## AVAILABLE RECORDS
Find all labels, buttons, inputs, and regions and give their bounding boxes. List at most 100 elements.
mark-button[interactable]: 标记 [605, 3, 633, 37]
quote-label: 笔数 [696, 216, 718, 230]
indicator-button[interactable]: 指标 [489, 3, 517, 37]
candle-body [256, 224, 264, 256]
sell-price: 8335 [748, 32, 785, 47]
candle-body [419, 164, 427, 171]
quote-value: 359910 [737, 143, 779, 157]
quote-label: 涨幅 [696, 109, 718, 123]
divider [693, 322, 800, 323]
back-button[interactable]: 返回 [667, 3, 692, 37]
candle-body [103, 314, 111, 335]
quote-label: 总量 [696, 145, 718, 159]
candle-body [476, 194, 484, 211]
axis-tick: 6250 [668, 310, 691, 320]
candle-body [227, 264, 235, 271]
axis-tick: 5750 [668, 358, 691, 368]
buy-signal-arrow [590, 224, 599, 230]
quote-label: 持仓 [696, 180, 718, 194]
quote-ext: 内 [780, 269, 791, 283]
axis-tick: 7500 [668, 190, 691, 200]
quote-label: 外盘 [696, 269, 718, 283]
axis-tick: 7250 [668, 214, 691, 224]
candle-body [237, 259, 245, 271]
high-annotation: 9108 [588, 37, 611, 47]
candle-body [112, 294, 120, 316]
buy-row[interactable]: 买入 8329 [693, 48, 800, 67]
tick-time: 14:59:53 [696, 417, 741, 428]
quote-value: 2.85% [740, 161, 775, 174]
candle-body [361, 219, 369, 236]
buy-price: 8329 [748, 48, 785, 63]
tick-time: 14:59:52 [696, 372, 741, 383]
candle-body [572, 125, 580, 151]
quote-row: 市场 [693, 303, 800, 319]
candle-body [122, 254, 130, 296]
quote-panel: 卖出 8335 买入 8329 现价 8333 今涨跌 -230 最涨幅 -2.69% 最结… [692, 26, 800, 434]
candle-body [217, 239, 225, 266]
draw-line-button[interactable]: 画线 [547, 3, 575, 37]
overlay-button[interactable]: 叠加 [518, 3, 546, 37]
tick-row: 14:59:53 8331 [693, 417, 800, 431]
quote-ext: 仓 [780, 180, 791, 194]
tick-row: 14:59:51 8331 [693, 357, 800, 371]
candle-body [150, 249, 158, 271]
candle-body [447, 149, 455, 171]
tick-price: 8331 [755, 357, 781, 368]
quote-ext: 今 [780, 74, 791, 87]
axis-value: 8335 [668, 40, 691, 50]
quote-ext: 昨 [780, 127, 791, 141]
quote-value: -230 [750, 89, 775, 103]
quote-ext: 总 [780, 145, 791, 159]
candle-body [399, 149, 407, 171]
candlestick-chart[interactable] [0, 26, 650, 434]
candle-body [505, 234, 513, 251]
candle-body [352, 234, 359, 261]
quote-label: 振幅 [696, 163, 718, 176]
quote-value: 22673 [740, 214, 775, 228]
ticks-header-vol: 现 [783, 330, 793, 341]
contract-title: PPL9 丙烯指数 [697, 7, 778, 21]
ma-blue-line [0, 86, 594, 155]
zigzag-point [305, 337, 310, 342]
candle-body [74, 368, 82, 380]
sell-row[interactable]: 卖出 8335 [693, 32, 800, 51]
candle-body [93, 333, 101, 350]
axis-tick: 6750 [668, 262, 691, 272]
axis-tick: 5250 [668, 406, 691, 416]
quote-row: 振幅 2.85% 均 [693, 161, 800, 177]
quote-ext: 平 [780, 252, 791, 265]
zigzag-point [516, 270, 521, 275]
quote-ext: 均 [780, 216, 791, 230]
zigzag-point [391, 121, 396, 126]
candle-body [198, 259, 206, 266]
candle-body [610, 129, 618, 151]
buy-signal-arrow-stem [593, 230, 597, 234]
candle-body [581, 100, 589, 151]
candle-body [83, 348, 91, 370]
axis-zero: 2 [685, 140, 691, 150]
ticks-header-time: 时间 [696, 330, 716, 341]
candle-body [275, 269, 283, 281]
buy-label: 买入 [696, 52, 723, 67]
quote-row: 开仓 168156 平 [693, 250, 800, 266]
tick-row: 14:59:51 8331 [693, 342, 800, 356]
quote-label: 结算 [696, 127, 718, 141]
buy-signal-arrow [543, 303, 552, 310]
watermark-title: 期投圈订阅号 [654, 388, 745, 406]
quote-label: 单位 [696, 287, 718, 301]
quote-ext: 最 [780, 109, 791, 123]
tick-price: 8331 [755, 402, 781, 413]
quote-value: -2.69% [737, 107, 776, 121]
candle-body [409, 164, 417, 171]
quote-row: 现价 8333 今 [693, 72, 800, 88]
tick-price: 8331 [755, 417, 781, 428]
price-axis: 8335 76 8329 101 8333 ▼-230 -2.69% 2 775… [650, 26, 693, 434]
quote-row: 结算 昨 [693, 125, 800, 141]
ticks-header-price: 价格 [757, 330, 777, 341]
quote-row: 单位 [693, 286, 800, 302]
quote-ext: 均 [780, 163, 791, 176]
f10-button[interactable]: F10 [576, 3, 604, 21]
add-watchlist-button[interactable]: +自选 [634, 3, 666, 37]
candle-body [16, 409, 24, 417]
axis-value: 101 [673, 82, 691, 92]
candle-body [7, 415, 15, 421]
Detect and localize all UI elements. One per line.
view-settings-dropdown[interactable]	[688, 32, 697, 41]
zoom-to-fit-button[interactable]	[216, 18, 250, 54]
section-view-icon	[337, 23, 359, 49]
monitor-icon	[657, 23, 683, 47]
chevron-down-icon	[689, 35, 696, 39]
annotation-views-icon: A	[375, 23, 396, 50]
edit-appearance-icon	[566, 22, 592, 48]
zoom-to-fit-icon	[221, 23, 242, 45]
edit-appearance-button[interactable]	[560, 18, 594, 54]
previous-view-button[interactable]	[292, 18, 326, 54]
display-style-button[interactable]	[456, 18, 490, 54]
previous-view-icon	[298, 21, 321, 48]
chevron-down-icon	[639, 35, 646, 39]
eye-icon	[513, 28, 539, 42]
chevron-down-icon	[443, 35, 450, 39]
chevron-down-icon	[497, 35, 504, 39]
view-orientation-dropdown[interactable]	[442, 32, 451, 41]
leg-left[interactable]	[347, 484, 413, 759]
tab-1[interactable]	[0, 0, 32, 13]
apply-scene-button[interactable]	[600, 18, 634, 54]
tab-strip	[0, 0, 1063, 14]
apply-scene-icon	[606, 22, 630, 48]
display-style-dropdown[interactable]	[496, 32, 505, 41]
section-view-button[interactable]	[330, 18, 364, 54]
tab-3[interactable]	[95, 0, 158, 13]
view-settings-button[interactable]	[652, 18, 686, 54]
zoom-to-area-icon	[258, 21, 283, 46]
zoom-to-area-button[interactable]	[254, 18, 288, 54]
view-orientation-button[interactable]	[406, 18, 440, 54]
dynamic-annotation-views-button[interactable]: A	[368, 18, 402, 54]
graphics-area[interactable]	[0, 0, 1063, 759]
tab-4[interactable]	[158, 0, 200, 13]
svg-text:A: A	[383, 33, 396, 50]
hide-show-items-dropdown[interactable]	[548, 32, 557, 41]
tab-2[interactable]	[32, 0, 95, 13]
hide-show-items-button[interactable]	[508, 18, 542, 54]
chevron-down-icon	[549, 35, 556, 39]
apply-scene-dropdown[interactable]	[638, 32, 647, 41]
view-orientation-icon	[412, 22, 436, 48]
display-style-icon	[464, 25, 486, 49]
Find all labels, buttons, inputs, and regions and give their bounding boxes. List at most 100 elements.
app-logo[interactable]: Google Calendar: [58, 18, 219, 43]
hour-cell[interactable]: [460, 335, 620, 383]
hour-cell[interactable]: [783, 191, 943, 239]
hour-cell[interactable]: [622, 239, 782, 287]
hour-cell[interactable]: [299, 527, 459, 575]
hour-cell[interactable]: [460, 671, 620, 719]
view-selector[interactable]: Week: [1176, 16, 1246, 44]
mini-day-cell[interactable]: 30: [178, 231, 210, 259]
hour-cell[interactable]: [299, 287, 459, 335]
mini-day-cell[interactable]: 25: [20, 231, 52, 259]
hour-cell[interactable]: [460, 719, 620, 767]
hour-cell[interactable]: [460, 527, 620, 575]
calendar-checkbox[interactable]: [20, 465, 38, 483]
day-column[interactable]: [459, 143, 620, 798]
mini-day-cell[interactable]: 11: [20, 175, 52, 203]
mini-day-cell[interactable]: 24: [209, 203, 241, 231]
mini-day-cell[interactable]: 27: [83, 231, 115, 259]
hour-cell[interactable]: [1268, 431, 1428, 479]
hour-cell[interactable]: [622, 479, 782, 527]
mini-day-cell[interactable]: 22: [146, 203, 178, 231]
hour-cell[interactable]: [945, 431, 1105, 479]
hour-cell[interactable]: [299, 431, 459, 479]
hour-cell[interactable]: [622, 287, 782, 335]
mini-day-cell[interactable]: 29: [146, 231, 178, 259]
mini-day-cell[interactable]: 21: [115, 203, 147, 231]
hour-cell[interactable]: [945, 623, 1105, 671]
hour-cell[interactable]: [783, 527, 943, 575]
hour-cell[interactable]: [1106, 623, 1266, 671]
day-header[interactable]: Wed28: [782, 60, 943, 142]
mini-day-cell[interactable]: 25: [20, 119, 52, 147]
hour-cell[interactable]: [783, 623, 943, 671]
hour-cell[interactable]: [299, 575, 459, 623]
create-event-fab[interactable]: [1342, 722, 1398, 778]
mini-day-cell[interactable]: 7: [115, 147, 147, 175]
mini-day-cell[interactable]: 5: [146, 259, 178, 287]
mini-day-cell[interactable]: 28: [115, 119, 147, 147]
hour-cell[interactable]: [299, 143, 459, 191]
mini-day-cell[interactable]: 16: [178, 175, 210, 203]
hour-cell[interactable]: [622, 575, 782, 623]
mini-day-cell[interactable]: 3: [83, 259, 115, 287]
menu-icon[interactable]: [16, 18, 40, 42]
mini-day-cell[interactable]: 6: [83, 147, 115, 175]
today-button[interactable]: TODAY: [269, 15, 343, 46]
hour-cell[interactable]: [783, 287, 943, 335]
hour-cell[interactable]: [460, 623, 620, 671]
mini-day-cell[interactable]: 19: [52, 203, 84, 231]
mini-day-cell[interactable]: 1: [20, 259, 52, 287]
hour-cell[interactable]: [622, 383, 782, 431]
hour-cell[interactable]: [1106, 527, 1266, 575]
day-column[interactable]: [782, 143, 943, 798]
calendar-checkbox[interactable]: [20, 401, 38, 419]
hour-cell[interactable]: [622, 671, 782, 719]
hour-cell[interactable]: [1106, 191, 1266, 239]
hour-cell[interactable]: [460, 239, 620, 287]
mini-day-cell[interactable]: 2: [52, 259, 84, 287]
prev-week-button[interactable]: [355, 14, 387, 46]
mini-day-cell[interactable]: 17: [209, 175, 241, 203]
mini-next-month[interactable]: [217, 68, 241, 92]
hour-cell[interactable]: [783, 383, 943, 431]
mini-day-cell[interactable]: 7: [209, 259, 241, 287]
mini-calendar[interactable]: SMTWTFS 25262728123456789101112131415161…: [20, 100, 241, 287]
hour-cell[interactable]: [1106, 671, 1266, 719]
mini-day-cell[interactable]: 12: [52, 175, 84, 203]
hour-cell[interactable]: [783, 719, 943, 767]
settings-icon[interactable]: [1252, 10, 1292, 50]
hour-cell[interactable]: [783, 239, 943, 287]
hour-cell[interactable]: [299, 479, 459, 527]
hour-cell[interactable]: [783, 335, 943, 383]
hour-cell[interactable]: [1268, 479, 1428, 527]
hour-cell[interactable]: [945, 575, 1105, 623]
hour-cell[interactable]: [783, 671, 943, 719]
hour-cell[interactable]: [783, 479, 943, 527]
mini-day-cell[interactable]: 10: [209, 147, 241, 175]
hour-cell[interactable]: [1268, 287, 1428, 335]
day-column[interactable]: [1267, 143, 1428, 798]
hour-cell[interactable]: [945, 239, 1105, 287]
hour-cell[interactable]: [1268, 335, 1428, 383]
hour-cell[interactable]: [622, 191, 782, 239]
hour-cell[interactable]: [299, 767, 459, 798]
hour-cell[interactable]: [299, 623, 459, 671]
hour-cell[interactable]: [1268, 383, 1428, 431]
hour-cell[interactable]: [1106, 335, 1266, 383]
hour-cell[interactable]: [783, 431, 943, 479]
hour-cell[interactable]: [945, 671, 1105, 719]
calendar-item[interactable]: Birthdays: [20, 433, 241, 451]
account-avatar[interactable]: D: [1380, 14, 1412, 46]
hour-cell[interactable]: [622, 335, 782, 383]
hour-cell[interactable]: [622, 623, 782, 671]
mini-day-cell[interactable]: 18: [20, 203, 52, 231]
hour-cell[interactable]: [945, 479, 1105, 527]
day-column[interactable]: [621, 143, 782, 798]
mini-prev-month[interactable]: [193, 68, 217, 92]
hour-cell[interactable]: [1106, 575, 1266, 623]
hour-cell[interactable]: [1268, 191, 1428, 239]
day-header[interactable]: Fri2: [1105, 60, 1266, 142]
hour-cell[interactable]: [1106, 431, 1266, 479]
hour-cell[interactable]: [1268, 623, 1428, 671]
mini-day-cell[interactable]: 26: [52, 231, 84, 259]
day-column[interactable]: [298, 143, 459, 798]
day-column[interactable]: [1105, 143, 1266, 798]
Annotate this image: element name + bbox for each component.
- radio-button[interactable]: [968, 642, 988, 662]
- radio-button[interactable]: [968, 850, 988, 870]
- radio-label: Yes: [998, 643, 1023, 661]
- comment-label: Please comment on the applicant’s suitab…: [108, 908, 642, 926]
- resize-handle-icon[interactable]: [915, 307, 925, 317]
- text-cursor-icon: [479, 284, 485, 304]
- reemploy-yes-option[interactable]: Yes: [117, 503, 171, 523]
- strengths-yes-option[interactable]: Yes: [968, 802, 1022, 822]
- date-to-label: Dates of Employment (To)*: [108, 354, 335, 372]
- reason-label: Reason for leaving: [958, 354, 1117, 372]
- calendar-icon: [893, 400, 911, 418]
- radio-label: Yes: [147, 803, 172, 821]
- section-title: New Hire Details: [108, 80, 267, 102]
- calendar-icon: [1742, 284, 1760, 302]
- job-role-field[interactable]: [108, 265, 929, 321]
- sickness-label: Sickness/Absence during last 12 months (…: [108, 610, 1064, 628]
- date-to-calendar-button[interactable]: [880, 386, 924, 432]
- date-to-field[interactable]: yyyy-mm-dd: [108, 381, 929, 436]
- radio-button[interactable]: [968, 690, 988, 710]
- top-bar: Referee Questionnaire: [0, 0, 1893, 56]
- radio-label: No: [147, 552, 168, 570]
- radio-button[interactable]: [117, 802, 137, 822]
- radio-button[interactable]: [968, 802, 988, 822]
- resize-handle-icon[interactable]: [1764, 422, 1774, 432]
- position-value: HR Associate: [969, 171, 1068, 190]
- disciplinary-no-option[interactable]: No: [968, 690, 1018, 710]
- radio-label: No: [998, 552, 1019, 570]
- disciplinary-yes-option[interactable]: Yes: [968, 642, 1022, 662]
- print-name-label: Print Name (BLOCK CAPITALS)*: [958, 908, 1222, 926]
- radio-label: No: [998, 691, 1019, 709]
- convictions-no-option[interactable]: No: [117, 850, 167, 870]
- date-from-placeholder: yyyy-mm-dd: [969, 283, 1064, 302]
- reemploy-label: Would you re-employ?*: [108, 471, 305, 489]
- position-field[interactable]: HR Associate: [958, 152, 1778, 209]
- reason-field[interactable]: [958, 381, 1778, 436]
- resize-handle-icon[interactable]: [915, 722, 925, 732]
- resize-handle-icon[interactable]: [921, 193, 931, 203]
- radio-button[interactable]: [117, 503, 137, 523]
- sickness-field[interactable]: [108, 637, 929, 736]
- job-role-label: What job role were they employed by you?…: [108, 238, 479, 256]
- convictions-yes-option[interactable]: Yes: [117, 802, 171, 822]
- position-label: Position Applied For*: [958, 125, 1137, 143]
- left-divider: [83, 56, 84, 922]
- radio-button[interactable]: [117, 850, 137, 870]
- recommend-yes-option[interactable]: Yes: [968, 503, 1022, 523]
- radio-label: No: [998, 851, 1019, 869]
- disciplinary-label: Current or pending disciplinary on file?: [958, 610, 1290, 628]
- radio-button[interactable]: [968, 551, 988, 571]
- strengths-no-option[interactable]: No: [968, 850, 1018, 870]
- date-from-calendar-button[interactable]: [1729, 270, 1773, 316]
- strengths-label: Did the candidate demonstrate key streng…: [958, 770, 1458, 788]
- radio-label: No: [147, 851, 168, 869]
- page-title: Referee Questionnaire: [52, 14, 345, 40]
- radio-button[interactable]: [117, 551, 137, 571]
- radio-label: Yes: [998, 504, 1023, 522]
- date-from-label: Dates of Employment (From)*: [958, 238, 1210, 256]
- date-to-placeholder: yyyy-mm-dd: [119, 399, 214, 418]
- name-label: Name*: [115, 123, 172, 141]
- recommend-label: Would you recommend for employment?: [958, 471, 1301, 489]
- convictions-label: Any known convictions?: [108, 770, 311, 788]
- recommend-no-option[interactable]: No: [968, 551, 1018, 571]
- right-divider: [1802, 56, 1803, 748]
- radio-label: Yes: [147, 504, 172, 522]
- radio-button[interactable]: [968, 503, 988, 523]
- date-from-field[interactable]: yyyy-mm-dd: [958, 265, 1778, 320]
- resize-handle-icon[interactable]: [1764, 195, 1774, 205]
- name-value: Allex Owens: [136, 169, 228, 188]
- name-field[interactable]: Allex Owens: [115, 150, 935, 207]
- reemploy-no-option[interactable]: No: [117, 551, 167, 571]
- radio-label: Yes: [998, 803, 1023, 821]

## WHAT YOU ARE ASKED TO DO
Can you update the rows from the first one through the line with "divider [693, 322, 800, 323]" by changing "candle-body" to "candle-rect" and keeping everything else the same? Give back only those rows.

## WRITTEN SOLUTION
Find all labels, buttons, inputs, and regions and give their bounding boxes. List at most 100 elements.
mark-button[interactable]: 标记 [605, 3, 633, 37]
quote-label: 笔数 [696, 216, 718, 230]
indicator-button[interactable]: 指标 [489, 3, 517, 37]
candle-rect [256, 224, 264, 256]
sell-price: 8335 [748, 32, 785, 47]
candle-rect [419, 164, 427, 171]
quote-value: 359910 [737, 143, 779, 157]
quote-label: 涨幅 [696, 109, 718, 123]
divider [693, 322, 800, 323]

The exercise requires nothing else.